Excerpts from a figure dataset:
——

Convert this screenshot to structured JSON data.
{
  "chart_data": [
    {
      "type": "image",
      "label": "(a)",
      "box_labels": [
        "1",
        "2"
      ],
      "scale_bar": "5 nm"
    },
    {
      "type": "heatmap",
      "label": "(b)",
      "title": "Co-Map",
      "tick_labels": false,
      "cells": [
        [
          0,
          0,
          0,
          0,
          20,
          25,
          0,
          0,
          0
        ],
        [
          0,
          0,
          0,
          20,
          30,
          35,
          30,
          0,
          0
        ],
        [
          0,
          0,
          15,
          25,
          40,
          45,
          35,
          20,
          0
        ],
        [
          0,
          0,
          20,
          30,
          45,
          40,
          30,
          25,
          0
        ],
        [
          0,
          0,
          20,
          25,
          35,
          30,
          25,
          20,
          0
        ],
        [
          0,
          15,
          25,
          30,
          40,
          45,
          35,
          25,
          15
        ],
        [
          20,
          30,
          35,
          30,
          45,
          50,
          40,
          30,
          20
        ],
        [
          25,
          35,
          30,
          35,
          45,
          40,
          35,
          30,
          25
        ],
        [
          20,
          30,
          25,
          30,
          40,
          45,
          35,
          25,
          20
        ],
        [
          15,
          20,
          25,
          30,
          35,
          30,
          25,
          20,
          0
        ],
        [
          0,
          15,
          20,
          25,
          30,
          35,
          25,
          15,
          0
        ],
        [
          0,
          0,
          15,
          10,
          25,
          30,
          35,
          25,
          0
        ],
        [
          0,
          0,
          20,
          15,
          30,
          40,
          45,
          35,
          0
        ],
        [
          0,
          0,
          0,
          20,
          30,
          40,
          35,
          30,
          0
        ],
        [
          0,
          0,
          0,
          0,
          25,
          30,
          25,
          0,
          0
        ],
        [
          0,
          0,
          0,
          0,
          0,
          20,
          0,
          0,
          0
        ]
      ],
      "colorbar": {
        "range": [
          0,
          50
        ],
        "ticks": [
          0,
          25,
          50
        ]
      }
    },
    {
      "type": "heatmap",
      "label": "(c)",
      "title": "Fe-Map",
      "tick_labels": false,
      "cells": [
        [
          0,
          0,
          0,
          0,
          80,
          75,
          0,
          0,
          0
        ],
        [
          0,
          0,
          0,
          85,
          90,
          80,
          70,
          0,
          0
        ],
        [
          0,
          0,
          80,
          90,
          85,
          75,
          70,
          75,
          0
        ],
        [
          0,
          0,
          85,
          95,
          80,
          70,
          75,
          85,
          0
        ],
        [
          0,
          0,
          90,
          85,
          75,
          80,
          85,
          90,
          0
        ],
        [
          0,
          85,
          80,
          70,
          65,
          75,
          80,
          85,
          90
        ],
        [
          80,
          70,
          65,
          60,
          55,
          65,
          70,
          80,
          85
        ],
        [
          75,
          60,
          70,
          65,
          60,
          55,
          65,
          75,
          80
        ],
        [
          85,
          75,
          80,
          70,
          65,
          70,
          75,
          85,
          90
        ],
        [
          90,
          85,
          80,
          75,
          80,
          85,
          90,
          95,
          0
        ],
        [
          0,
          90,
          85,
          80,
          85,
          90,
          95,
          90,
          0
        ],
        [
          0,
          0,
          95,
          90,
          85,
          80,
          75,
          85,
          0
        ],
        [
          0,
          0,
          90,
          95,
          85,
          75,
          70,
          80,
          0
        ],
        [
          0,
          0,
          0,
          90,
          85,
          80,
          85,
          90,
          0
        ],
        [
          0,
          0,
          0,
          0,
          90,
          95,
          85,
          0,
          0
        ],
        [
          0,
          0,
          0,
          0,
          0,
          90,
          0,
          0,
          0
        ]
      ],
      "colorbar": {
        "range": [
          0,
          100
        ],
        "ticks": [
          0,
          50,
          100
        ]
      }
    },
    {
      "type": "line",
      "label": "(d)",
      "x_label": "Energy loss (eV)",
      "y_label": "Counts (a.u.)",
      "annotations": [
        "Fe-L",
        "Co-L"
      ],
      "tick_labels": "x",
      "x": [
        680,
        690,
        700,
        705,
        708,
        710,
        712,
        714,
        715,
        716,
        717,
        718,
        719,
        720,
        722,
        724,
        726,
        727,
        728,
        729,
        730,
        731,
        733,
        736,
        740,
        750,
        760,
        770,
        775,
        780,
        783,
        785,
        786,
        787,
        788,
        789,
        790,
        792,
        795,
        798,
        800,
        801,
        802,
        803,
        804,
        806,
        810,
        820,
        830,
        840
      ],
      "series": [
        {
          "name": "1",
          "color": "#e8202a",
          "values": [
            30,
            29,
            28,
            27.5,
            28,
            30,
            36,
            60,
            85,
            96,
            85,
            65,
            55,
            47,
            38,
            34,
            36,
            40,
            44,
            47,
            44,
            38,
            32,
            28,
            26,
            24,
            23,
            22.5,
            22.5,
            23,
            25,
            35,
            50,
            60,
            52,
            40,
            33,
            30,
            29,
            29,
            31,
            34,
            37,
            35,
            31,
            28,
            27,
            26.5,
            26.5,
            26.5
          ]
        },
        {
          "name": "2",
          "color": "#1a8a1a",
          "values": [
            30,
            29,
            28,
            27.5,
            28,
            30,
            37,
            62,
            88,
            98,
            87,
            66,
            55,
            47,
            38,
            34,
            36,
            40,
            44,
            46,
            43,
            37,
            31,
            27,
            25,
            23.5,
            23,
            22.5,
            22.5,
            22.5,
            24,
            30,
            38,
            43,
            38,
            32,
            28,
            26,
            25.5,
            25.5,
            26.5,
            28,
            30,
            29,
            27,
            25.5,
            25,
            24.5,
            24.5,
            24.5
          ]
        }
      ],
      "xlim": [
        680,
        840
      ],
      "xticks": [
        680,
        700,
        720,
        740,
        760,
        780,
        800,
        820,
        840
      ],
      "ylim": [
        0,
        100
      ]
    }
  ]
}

——

Task statement:
Recopy the entries above exactly, with every line included.

Task answer:
Convert this screenshot to structured JSON data.
{
  "chart_data": [
    {
      "type": "image",
      "label": "(a)",
      "box_labels": [
        "1",
        "2"
      ],
      "scale_bar": "5 nm"
    },
    {
      "type": "heatmap",
      "label": "(b)",
      "title": "Co-Map",
      "tick_labels": false,
      "cells": [
        [
          0,
          0,
          0,
          0,
          20,
          25,
          0,
          0,
          0
        ],
        [
          0,
          0,
          0,
          20,
          30,
          35,
          30,
          0,
          0
        ],
        [
          0,
          0,
          15,
          25,
          40,
          45,
          35,
          20,
          0
        ],
        [
          0,
          0,
          20,
          30,
          45,
          40,
          30,
          25,
          0
        ],
        [
          0,
          0,
          20,
          25,
          35,
          30,
          25,
          20,
          0
        ],
        [
          0,
          15,
          25,
          30,
          40,
          45,
          35,
          25,
          15
        ],
        [
          20,
          30,
          35,
          30,
          45,
          50,
          40,
          30,
          20
        ],
        [
          25,
          35,
          30,
          35,
          45,
          40,
          35,
          30,
          25
        ],
        [
          20,
          30,
          25,
          30,
          40,
          45,
          35,
          25,
          20
        ],
        [
          15,
          20,
          25,
          30,
          35,
          30,
          25,
          20,
          0
        ],
        [
          0,
          15,
          20,
          25,
          30,
          35,
          25,
          15,
          0
        ],
        [
          0,
          0,
          15,
          10,
          25,
          30,
          35,
          25,
          0
        ],
        [
          0,
          0,
          20,
          15,
          30,
          40,
          45,
          35,
          0
        ],
        [
          0,
          0,
          0,
          20,
          30,
          40,
          35,
          30,
          0
        ],
        [
          0,
          0,
          0,
          0,
          25,
          30,
          25,
          0,
          0
        ],
        [
          0,
          0,
          0,
          0,
          0,
          20,
          0,
          0,
          0
        ]
      ],
      "colorbar": {
        "range": [
          0,
          50
        ],
        "ticks": [
          0,
          25,
          50
        ]
      }
    },
    {
      "type": "heatmap",
      "label": "(c)",
      "title": "Fe-Map",
      "tick_labels": false,
      "cells": [
        [
          0,
          0,
          0,
          0,
          80,
          75,
          0,
          0,
          0
        ],
        [
          0,
          0,
          0,
          85,
          90,
          80,
          70,
          0,
          0
        ],
        [
          0,
          0,
          80,
          90,
          85,
          75,
          70,
          75,
          0
        ],
        [
          0,
          0,
          85,
          95,
          80,
          70,
          75,
          85,
          0
        ],
        [
          0,
          0,
          90,
          85,
          75,
          80,
          85,
          90,
          0
        ],
        [
          0,
          85,
          80,
          70,
          65,
          75,
          80,
          85,
          90
        ],
        [
          80,
          70,
          65,
          60,
          55,
          65,
          70,
          80,
          85
        ],
        [
          75,
          60,
          70,
          65,
          60,
          55,
          65,
          75,
          80
        ],
        [
          85,
          75,
          80,
          70,
          65,
          70,
          75,
          85,
          90
        ],
        [
          90,
          85,
          80,
          75,
          80,
          85,
          90,
          95,
          0
        ],
        [
          0,
          90,
          85,
          80,
          85,
          90,
          95,
          90,
          0
        ],
        [
          0,
          0,
          95,
          90,
          85,
          80,
          75,
          85,
          0
        ],
        [
          0,
          0,
          90,
          95,
          85,
          75,
          70,
          80,
          0
        ],
        [
          0,
          0,
          0,
          90,
          85,
          80,
          85,
          90,
          0
        ],
        [
          0,
          0,
          0,
          0,
          90,
          95,
          85,
          0,
          0
        ],
        [
          0,
          0,
          0,
          0,
          0,
          90,
          0,
          0,
          0
        ]
      ],
      "colorbar": {
        "range": [
          0,
          100
        ],
        "ticks": [
          0,
          50,
          100
        ]
      }
    },
    {
      "type": "line",
      "label": "(d)",
      "x_label": "Energy loss (eV)",
      "y_label": "Counts (a.u.)",
      "annotations": [
        "Fe-L",
        "Co-L"
      ],
      "tick_labels": "x",
      "x": [
        680,
        690,
        700,
        705,
        708,
        710,
        712,
        714,
        715,
        716,
        717,
        718,
        719,
        720,
        722,
        724,
        726,
        727,
        728,
        729,
        730,
        731,
        733,
        736,
        740,
        750,
        760,
        770,
        775,
        780,
        783,
        785,
        786,
        787,
        788,
        789,
        790,
        792,
        795,
        798,
        800,
        801,
        802,
        803,
        804,
        806,
        810,
        820,
        830,
        840
      ],
      "series": [
        {
          "name": "1",
          "color": "#e8202a",
          "values": [
            30,
            29,
            28,
            27.5,
            28,
            30,
            36,
            60,
            85,
            96,
            85,
            65,
            55,
            47,
            38,
            34,
            36,
            40,
            44,
            47,
            44,
            38,
            32,
            28,
            26,
            24,
            23,
            22.5,
            22.5,
            23,
            25,
            35,
            50,
            60,
            52,
            40,
            33,
            30,
            29,
            29,
            31,
            34,
            37,
            35,
            31,
            28,
            27,
            26.5,
            26.5,
            26.5
          ]
        },
        {
          "name": "2",
          "color": "#1a8a1a",
          "values": [
            30,
            29,
            28,
            27.5,
            28,
            30,
            37,
            62,
            88,
            98,
            87,
            66,
            55,
            47,
            38,
            34,
            36,
            40,
            44,
            46,
            43,
            37,
            31,
            27,
            25,
            23.5,
            23,
            22.5,
            22.5,
            22.5,
            24,
            30,
            38,
            43,
            38,
            32,
            28,
            26,
            25.5,
            25.5,
            26.5,
            28,
            30,
            29,
            27,
            25.5,
            25,
            24.5,
            24.5,
            24.5
          ]
        }
      ],
      "xlim": [
        680,
        840
      ],
      "xticks": [
        680,
        700,
        720,
        740,
        760,
        780,
        800,
        820,
        840
      ],
      "ylim": [
        0,
        100
      ]
    }
  ]
}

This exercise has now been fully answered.